■ Given instruction: All entries are to be quoted exactly; the images stay out of the copy.

■ Extracted material:

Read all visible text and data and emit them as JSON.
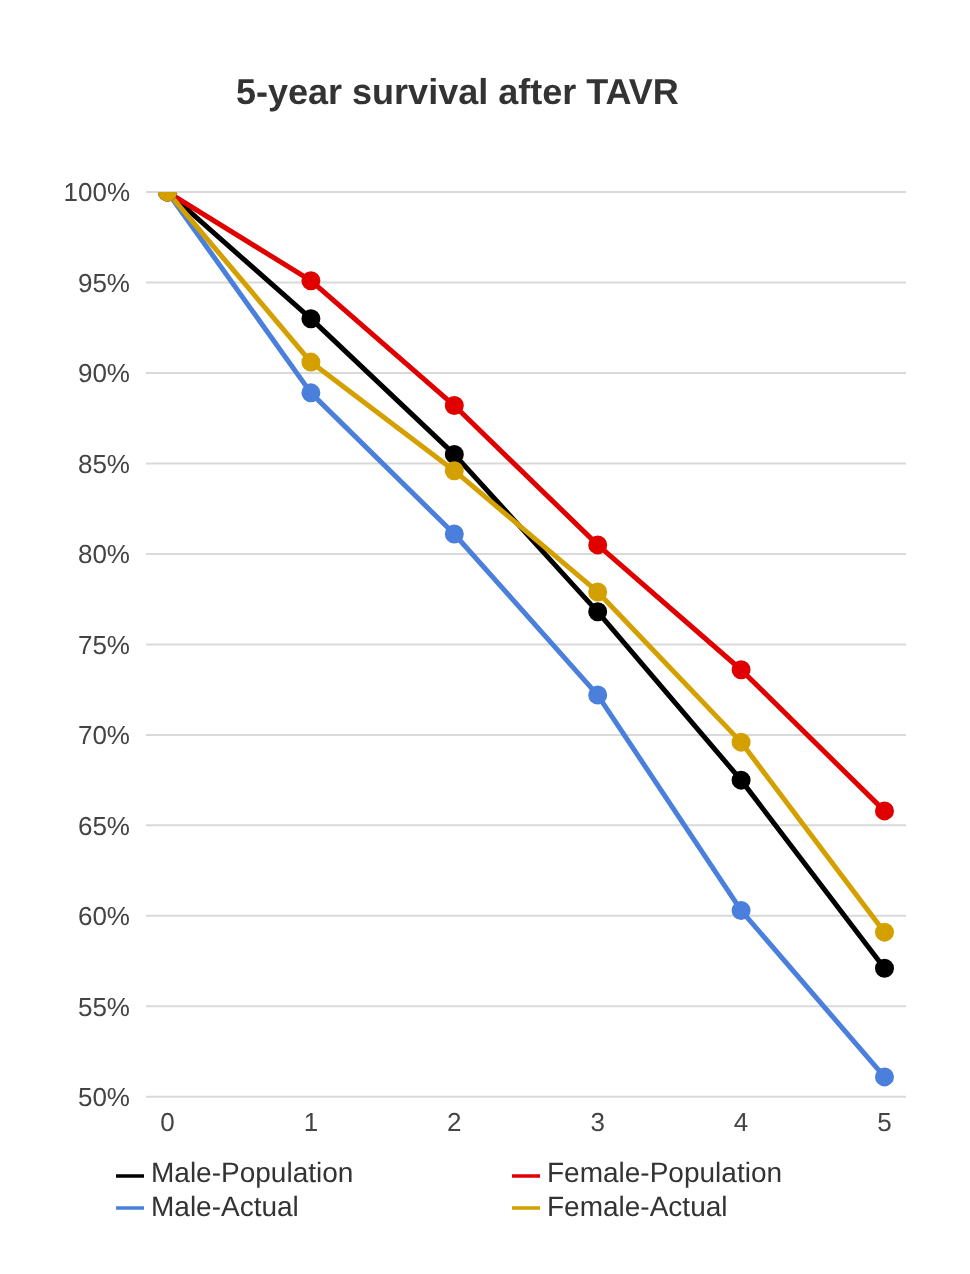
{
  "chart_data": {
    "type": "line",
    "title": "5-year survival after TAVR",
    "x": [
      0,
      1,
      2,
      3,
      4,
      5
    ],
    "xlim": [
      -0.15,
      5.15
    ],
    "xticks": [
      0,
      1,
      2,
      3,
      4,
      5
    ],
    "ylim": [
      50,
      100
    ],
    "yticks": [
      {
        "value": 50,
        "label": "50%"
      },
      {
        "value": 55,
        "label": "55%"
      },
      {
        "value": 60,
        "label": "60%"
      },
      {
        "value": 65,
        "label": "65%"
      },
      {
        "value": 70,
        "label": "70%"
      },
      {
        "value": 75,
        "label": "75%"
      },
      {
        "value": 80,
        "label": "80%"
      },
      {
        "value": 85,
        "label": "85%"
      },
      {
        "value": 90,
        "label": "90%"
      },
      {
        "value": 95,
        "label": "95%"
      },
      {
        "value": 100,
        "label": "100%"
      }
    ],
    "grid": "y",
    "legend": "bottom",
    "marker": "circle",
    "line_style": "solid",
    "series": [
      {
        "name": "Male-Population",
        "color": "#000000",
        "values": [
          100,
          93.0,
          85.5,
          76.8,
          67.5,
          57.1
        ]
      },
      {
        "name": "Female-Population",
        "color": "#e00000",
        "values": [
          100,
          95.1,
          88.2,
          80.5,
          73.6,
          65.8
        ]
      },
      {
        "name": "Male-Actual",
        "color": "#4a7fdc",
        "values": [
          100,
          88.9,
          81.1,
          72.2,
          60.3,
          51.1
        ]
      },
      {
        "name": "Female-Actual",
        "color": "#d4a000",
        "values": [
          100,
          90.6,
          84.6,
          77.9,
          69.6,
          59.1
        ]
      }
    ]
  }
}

■ Correct output:
Read all visible text and data and emit them as JSON.
{
  "chart_data": {
    "type": "line",
    "title": "5-year survival after TAVR",
    "x": [
      0,
      1,
      2,
      3,
      4,
      5
    ],
    "xlim": [
      -0.15,
      5.15
    ],
    "xticks": [
      0,
      1,
      2,
      3,
      4,
      5
    ],
    "ylim": [
      50,
      100
    ],
    "yticks": [
      {
        "value": 50,
        "label": "50%"
      },
      {
        "value": 55,
        "label": "55%"
      },
      {
        "value": 60,
        "label": "60%"
      },
      {
        "value": 65,
        "label": "65%"
      },
      {
        "value": 70,
        "label": "70%"
      },
      {
        "value": 75,
        "label": "75%"
      },
      {
        "value": 80,
        "label": "80%"
      },
      {
        "value": 85,
        "label": "85%"
      },
      {
        "value": 90,
        "label": "90%"
      },
      {
        "value": 95,
        "label": "95%"
      },
      {
        "value": 100,
        "label": "100%"
      }
    ],
    "grid": "y",
    "legend": "bottom",
    "marker": "circle",
    "line_style": "solid",
    "series": [
      {
        "name": "Male-Population",
        "color": "#000000",
        "values": [
          100,
          93.0,
          85.5,
          76.8,
          67.5,
          57.1
        ]
      },
      {
        "name": "Female-Population",
        "color": "#e00000",
        "values": [
          100,
          95.1,
          88.2,
          80.5,
          73.6,
          65.8
        ]
      },
      {
        "name": "Male-Actual",
        "color": "#4a7fdc",
        "values": [
          100,
          88.9,
          81.1,
          72.2,
          60.3,
          51.1
        ]
      },
      {
        "name": "Female-Actual",
        "color": "#d4a000",
        "values": [
          100,
          90.6,
          84.6,
          77.9,
          69.6,
          59.1
        ]
      }
    ]
  }
}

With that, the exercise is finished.